_YOUR TASK_
Check each line of the records for "JSON"; collect those that have it.

╭──

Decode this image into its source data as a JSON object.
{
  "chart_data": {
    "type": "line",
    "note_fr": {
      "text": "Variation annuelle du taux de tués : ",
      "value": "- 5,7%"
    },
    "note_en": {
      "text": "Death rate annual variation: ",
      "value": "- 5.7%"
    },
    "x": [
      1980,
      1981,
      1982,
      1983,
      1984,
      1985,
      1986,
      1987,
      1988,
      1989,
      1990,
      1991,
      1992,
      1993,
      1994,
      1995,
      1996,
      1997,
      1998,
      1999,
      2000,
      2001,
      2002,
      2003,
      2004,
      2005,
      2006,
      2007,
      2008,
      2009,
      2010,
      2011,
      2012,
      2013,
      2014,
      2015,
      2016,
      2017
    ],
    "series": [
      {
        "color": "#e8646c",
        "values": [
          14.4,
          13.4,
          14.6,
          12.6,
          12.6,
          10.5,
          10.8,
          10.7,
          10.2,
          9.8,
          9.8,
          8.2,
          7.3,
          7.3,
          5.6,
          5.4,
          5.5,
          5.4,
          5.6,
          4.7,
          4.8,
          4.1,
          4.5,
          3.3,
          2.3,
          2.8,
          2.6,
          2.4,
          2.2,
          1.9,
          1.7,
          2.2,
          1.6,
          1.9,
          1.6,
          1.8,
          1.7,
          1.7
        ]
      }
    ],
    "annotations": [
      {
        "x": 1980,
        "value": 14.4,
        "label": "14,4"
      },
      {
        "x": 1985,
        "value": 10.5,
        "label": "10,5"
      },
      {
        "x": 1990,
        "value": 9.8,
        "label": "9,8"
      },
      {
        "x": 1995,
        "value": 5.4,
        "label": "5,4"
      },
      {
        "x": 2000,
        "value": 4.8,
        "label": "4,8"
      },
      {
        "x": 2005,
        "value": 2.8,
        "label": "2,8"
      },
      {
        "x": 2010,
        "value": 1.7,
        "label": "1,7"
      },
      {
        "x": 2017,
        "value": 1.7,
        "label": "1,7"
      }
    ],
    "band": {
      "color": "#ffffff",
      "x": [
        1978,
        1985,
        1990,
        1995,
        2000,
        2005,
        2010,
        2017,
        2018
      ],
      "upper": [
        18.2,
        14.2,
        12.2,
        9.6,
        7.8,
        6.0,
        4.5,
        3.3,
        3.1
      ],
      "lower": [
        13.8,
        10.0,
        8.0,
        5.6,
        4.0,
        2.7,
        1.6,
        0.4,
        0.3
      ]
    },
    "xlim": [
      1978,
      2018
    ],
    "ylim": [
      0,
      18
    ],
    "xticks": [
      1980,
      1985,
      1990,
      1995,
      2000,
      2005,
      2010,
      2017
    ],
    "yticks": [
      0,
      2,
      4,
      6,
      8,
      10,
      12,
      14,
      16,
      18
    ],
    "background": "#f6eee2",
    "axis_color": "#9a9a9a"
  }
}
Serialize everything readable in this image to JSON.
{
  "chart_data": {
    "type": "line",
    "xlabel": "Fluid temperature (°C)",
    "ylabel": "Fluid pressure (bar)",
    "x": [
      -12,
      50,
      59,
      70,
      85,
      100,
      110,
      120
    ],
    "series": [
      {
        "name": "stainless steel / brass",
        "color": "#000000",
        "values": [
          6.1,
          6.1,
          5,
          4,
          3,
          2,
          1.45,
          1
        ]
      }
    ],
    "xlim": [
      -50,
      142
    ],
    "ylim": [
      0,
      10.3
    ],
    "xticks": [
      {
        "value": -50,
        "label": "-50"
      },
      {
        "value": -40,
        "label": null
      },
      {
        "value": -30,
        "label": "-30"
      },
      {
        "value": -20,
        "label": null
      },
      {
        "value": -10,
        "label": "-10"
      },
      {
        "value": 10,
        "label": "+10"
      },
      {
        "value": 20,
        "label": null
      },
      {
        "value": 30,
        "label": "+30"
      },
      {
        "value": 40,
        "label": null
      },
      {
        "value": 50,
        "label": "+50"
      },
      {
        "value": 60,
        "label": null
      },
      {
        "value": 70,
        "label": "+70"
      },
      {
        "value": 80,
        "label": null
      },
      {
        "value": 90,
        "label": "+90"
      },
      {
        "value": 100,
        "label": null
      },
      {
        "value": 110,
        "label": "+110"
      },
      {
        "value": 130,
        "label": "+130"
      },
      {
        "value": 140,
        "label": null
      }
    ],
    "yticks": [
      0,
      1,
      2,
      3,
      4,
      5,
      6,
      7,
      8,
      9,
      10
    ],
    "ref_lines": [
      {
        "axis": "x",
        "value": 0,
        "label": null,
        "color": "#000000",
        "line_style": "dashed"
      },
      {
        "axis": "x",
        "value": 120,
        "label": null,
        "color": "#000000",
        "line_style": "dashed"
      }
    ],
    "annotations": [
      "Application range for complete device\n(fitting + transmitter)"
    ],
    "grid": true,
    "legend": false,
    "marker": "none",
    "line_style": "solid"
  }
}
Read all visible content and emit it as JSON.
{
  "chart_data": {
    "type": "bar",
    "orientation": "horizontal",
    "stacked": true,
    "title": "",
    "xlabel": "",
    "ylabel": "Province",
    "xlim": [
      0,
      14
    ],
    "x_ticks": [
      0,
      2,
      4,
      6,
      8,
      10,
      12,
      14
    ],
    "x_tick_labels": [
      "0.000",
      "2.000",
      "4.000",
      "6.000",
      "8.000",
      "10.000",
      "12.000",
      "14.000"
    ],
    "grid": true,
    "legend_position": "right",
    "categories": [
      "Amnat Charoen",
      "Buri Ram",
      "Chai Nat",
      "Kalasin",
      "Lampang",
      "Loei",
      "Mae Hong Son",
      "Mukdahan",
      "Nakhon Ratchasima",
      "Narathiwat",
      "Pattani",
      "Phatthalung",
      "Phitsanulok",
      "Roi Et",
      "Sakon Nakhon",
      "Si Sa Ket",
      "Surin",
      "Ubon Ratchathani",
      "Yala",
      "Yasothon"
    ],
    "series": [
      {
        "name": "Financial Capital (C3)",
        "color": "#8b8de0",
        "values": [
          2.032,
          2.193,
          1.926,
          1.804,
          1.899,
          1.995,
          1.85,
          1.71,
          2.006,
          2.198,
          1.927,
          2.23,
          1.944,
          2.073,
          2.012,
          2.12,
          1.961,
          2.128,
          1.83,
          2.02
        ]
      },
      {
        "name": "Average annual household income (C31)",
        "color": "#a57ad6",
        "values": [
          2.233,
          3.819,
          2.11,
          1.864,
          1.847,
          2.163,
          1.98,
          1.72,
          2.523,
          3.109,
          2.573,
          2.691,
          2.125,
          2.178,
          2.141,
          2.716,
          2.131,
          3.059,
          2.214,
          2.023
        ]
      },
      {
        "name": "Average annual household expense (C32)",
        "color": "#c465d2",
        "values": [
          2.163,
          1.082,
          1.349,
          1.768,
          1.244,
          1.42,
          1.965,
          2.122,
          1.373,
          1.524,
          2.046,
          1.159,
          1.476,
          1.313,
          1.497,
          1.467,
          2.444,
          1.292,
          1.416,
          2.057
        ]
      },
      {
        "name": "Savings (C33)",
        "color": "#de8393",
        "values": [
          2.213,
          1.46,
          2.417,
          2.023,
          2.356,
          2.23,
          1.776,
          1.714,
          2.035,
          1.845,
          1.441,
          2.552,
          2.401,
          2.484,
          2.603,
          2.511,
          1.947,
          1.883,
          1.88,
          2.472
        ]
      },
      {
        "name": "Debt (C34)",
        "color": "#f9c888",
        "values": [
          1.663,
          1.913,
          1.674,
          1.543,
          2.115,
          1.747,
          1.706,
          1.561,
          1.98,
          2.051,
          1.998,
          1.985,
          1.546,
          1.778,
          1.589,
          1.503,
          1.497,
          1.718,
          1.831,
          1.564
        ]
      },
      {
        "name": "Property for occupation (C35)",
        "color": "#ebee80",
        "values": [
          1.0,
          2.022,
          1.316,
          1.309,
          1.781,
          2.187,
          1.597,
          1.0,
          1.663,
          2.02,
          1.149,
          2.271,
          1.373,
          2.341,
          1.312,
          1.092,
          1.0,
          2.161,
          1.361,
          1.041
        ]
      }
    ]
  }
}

╰──

_TASK RESPONSE_
Decode this image into its source data as a JSON object.
Serialize everything readable in this image to JSON.
Read all visible content and emit it as JSON.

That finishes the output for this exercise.